## What the exercise asks
Search the listing below for the string "eyed" and copy every line where it occurs.

[START Given records]

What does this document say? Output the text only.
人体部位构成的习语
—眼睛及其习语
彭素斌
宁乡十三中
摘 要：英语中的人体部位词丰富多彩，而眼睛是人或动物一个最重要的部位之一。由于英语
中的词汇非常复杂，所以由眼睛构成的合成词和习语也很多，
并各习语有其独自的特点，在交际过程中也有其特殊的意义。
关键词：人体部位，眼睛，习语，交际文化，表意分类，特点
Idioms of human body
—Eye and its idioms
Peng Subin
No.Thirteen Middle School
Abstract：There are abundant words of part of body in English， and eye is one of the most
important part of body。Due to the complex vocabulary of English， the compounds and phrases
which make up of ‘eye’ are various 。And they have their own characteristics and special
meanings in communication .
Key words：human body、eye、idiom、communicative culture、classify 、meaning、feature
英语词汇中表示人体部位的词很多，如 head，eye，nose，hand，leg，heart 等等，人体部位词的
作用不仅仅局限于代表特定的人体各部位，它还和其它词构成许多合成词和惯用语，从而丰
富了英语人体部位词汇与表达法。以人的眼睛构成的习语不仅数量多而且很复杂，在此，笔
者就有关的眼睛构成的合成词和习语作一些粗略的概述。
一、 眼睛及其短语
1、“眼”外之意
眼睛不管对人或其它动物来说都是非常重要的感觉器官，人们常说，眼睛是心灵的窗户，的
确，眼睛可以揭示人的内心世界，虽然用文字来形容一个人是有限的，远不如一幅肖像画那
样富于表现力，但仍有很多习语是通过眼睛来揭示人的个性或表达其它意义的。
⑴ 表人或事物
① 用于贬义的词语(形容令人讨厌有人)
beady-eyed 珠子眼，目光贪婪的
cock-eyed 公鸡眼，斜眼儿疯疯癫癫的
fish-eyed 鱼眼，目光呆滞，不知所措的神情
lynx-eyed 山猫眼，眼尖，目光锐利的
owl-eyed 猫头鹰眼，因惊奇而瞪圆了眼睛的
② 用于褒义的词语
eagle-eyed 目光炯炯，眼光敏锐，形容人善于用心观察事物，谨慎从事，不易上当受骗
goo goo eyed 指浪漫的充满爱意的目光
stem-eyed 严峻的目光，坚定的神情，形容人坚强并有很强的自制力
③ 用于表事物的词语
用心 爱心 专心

[END Given records]

## Solution for this task
beady-eyed 珠子眼，目光贪婪的
cock-eyed 公鸡眼，斜眼儿疯疯癫癫的
fish-eyed 鱼眼，目光呆滞，不知所措的神情
lynx-eyed 山猫眼，眼尖，目光锐利的
owl-eyed 猫头鹰眼，因惊奇而瞪圆了眼睛的
eagle-eyed 目光炯炯，眼光敏锐，形容人善于用心观察事物，谨慎从事，不易上当受骗
goo goo eyed 指浪漫的充满爱意的目光
stem-eyed 严峻的目光，坚定的神情，形容人坚强并有很强的自制力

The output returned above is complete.